» Instructions for the task
Below are the records; give the number of their lines that contain the word "bounding" and nothing more.

(Dataset records)
■ ■ ■ ■ ■
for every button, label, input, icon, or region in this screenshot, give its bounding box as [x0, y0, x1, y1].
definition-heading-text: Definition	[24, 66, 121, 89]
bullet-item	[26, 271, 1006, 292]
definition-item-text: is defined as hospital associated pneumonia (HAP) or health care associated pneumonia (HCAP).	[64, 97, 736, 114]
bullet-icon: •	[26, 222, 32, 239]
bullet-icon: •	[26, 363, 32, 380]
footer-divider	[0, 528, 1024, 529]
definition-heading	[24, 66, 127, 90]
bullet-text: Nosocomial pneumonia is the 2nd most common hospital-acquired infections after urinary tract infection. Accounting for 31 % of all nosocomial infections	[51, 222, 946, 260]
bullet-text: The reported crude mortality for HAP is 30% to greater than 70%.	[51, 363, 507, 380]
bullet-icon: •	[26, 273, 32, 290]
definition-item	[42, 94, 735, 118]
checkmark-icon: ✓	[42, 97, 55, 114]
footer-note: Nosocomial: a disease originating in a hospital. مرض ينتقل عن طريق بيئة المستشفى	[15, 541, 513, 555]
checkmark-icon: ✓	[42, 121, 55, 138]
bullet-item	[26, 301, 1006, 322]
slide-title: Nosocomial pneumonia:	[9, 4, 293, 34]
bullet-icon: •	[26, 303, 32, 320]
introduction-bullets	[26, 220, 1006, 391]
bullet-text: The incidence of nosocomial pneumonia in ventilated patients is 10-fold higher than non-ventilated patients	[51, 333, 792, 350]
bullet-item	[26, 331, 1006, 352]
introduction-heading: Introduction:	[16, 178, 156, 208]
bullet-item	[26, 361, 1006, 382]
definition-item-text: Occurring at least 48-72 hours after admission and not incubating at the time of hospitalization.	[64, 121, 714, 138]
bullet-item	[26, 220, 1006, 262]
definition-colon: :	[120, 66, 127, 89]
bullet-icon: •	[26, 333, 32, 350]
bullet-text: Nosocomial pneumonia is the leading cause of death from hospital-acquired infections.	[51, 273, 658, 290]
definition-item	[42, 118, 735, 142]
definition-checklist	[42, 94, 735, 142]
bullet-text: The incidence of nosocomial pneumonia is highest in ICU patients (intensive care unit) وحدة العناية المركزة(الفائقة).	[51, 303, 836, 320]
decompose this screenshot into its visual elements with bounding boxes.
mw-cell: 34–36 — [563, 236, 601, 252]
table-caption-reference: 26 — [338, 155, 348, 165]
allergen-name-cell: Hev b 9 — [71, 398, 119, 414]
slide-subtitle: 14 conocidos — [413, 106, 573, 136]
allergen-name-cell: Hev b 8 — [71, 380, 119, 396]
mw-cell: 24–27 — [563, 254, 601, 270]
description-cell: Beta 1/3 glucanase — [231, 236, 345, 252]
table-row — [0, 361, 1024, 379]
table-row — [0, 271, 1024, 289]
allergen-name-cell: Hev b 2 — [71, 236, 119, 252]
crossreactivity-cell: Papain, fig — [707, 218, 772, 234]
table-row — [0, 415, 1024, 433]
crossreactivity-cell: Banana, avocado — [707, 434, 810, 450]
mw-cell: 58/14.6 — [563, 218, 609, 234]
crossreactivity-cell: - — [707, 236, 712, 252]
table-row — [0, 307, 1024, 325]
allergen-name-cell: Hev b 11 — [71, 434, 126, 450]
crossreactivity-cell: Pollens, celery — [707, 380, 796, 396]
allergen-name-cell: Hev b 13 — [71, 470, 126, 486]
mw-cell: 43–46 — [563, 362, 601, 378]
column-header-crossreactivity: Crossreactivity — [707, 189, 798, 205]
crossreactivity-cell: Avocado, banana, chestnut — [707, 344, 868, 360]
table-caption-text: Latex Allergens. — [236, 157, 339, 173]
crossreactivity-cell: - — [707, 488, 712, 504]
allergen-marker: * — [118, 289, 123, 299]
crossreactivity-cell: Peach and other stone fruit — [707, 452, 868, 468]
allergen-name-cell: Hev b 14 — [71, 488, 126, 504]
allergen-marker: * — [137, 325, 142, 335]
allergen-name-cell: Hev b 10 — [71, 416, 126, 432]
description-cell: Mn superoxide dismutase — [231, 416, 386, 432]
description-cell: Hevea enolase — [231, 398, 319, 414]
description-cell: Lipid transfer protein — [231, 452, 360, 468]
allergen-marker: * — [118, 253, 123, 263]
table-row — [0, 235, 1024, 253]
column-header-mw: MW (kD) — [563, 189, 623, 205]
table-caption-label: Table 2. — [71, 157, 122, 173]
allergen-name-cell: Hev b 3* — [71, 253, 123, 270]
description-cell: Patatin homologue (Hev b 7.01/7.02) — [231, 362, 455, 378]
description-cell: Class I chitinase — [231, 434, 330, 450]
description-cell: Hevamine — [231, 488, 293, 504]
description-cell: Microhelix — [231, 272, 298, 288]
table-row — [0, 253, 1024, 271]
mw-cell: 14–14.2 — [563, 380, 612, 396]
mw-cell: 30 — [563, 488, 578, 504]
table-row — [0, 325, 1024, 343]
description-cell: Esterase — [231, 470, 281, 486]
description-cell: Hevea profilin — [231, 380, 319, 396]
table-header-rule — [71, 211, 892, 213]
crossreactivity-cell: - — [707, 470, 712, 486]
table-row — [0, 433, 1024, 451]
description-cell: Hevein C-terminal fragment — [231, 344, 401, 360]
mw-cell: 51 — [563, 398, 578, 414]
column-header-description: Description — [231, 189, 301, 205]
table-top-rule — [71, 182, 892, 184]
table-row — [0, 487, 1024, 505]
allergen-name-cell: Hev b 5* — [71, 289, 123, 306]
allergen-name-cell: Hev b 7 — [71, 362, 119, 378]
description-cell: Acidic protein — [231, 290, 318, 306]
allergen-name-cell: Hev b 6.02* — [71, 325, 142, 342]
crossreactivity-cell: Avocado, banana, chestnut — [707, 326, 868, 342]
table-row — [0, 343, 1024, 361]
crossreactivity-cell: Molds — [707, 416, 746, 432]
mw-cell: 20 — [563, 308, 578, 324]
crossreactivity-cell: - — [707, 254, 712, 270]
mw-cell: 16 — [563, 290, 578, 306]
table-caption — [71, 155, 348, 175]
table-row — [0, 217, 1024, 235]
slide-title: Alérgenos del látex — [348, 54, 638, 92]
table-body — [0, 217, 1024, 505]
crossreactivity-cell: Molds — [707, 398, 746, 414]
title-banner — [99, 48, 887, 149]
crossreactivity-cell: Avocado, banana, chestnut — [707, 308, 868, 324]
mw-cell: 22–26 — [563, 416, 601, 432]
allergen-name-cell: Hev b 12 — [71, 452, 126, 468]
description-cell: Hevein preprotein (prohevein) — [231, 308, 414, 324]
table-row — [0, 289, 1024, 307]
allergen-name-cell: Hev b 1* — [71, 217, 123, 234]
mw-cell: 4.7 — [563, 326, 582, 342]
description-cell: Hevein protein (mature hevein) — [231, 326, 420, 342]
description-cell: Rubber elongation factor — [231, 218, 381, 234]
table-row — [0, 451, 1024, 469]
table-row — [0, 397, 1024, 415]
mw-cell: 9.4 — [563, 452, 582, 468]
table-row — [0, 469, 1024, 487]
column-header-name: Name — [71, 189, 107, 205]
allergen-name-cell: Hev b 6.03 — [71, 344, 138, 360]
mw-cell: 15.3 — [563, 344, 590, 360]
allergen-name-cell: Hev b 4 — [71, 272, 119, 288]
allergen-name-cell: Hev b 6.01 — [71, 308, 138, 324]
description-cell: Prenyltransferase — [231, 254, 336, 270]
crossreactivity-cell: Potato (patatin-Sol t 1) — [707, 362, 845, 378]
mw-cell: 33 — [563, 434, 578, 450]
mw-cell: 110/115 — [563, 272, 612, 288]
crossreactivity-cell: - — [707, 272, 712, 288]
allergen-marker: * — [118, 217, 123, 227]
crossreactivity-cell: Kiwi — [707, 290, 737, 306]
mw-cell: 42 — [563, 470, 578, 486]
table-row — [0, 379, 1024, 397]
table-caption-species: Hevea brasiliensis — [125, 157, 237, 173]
■ ■ ■ ■ ■
» Answer for this exercise
2